>> START Stored records
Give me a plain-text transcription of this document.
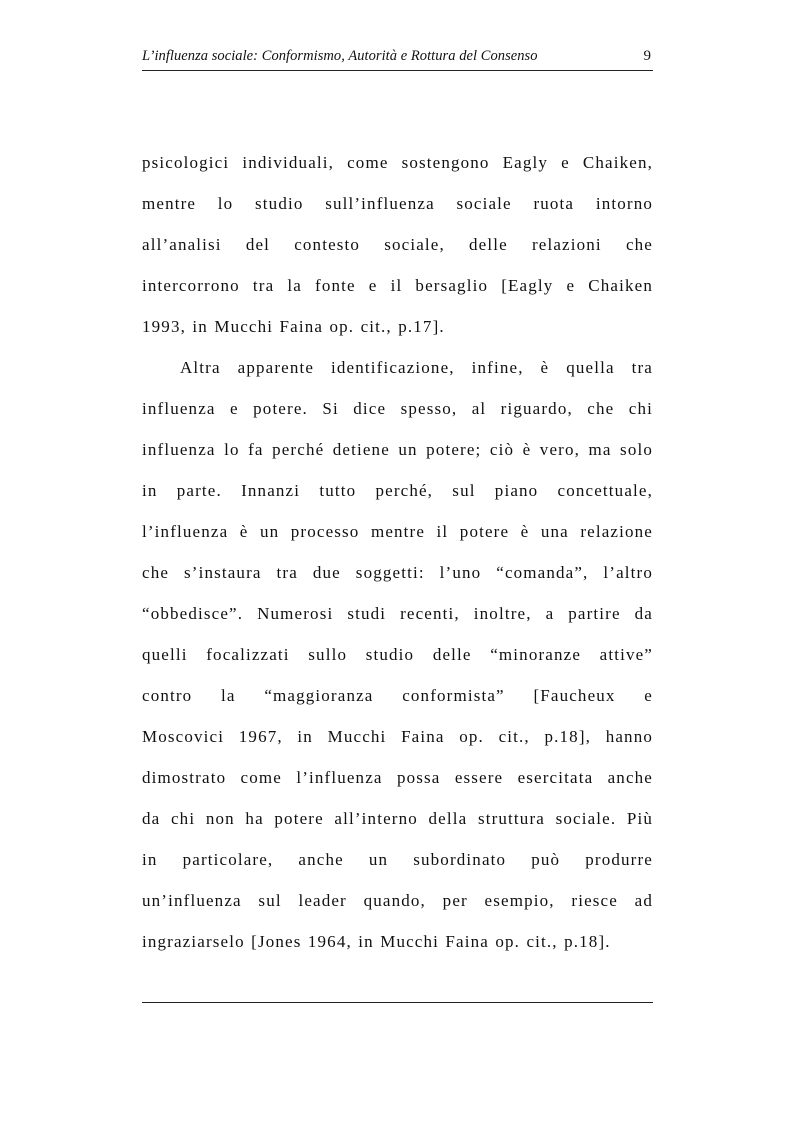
L’influenza sociale: Conformismo, Autorità e Rottura del Consenso	9
psicologici individuali, come sostengono Eagly e Chaiken,
mentre lo studio sull’influenza sociale ruota intorno
all’analisi del contesto sociale, delle relazioni che
intercorrono tra la fonte e il bersaglio [Eagly e Chaiken
1993, in Mucchi Faina op. cit., p.17].
Altra apparente identificazione, infine, è quella tra
influenza e potere. Si dice spesso, al riguardo, che chi
influenza lo fa perché detiene un potere; ciò è vero, ma solo
in parte. Innanzi tutto perché, sul piano concettuale,
l’influenza è un processo mentre il potere è una relazione
che s’instaura tra due soggetti: l’uno “comanda”, l’altro
“obbedisce”. Numerosi studi recenti, inoltre, a partire da
quelli focalizzati sullo studio delle “minoranze attive”
contro la “maggioranza conformista” [Faucheux e
Moscovici 1967, in Mucchi Faina op. cit., p.18], hanno
dimostrato come l’influenza possa essere esercitata anche
da chi non ha potere all’interno della struttura sociale. Più
in particolare, anche un subordinato può produrre
un’influenza sul leader quando, per esempio, riesce ad
ingraziarselo [Jones 1964, in Mucchi Faina op. cit., p.18].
>> END Stored records
What you have to do: Select the lines in this material that hold the word "anche", leaving none out.

Result for this task:
dimostrato come l’influenza possa essere esercitata anche
in particolare, anche un subordinato può produrre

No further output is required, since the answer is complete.